- **Exercise task**
Find all lines in the records that include the word "text", and copy them out.

- **Listed records**
-- begin --

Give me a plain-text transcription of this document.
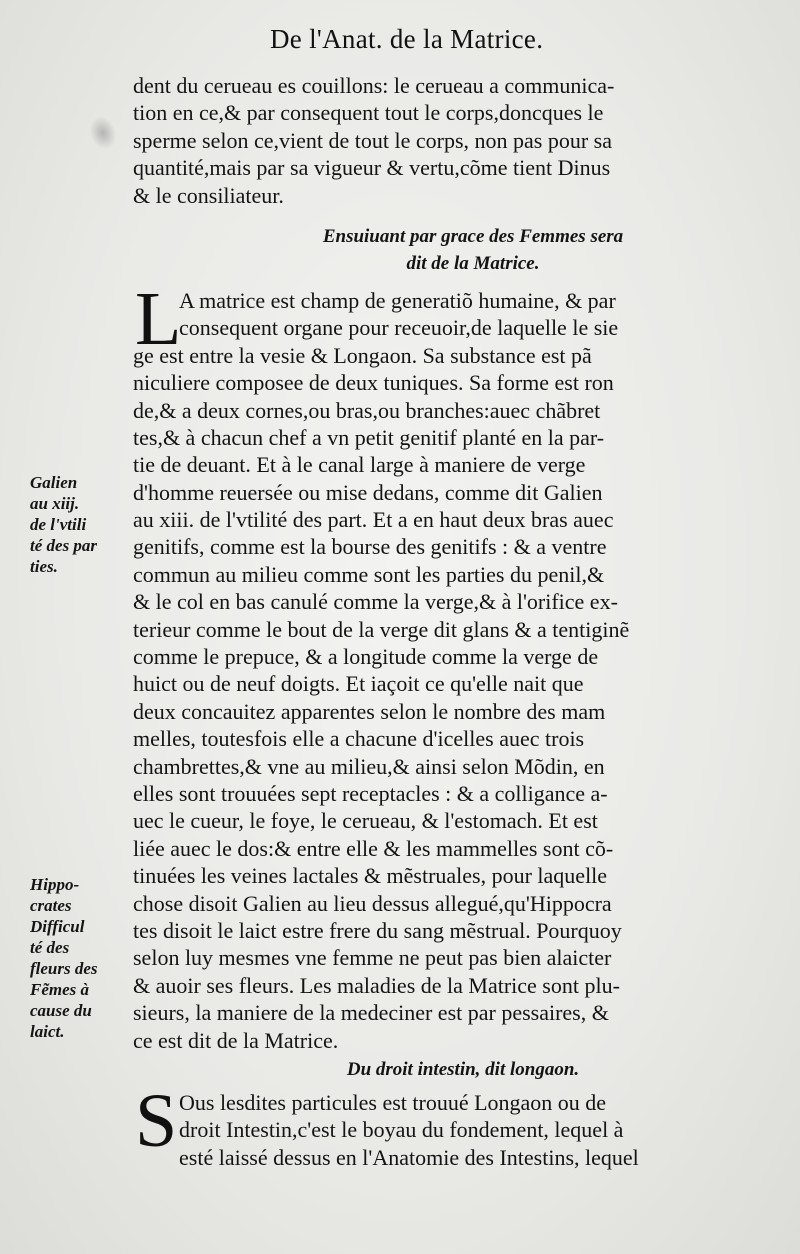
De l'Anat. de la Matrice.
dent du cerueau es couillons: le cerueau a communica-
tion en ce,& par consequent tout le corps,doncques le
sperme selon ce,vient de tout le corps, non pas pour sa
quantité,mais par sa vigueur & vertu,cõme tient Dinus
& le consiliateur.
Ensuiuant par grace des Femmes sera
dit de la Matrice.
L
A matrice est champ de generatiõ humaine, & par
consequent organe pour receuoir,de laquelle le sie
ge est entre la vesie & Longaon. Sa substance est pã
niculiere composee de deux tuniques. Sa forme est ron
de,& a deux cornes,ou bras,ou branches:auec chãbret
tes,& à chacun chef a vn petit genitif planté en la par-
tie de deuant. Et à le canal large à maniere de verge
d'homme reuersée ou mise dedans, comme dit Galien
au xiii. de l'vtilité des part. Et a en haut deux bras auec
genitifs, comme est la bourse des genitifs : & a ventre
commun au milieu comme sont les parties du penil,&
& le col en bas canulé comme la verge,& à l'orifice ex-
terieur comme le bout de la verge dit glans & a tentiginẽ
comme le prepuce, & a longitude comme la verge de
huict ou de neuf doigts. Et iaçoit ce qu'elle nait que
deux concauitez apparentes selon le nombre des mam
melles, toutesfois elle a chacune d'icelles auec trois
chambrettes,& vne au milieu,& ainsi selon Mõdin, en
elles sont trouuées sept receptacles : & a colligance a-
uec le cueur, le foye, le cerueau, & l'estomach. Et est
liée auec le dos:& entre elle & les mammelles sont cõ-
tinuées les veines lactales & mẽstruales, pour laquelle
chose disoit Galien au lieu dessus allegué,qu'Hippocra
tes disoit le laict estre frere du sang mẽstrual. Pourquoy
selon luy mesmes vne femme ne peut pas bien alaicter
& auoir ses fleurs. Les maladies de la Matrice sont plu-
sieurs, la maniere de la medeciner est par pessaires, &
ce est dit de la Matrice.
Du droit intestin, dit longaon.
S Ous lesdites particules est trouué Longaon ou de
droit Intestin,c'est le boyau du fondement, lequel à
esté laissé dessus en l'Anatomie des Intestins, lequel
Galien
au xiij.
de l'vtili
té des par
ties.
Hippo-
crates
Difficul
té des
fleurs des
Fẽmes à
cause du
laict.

-- end --
-- begin --

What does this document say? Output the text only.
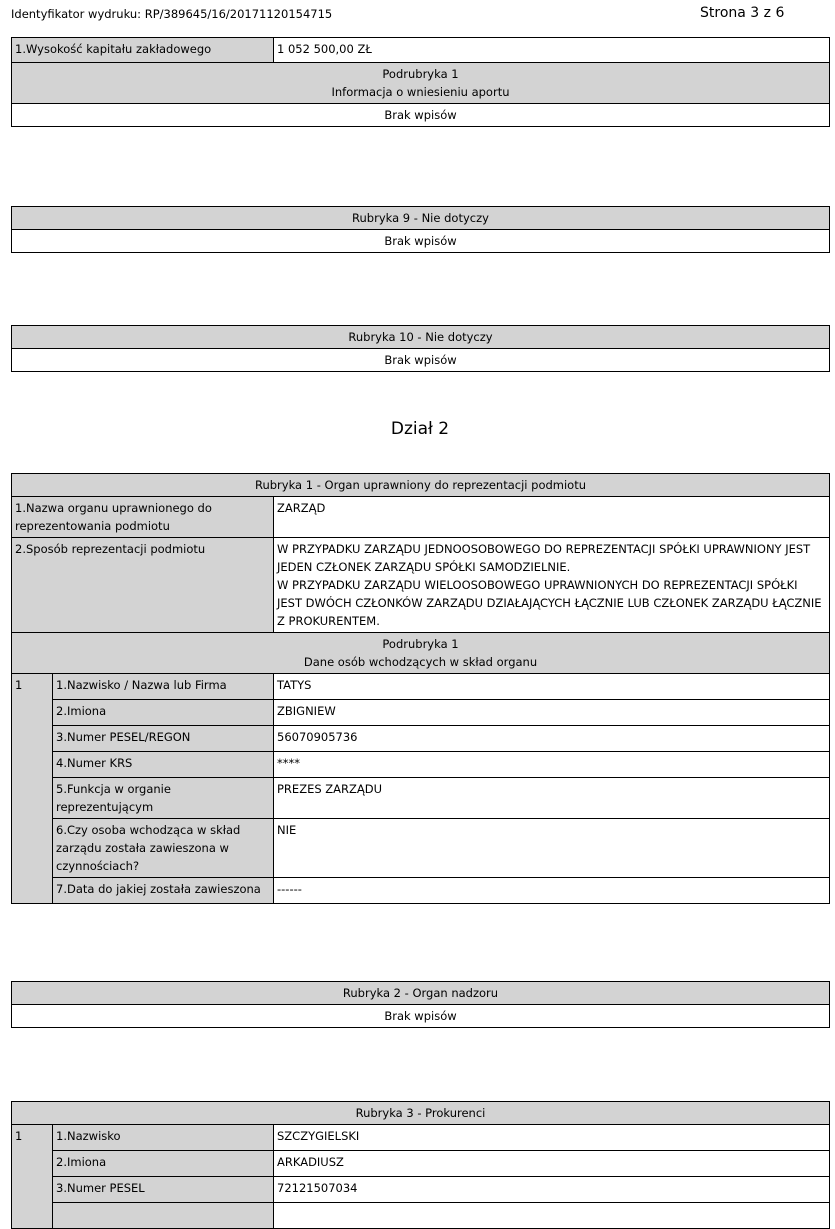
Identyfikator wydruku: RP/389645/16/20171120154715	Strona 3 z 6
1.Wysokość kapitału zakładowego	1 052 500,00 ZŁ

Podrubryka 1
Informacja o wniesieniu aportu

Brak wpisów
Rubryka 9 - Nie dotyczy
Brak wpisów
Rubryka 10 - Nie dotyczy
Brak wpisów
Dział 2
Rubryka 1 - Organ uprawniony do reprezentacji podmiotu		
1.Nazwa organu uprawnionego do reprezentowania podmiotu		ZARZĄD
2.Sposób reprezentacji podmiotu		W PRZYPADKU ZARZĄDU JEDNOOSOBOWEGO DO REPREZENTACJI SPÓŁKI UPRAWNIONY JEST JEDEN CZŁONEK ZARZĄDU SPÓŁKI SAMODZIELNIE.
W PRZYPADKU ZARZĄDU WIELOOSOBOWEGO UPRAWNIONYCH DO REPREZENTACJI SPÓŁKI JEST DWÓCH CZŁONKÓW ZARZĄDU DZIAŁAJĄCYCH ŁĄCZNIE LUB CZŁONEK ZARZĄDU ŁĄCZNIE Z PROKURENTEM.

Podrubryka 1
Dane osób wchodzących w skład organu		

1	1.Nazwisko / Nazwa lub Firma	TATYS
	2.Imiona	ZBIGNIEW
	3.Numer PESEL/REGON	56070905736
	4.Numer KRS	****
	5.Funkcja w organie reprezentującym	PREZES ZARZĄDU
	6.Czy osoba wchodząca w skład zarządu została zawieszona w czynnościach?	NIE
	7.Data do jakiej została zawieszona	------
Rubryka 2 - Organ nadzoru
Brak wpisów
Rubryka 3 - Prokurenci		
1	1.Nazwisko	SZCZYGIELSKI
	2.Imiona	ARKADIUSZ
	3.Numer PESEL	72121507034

-- end --

- **Worked solution**
Give me a plain-text transcription of this document.
What does this document say? Output the text only.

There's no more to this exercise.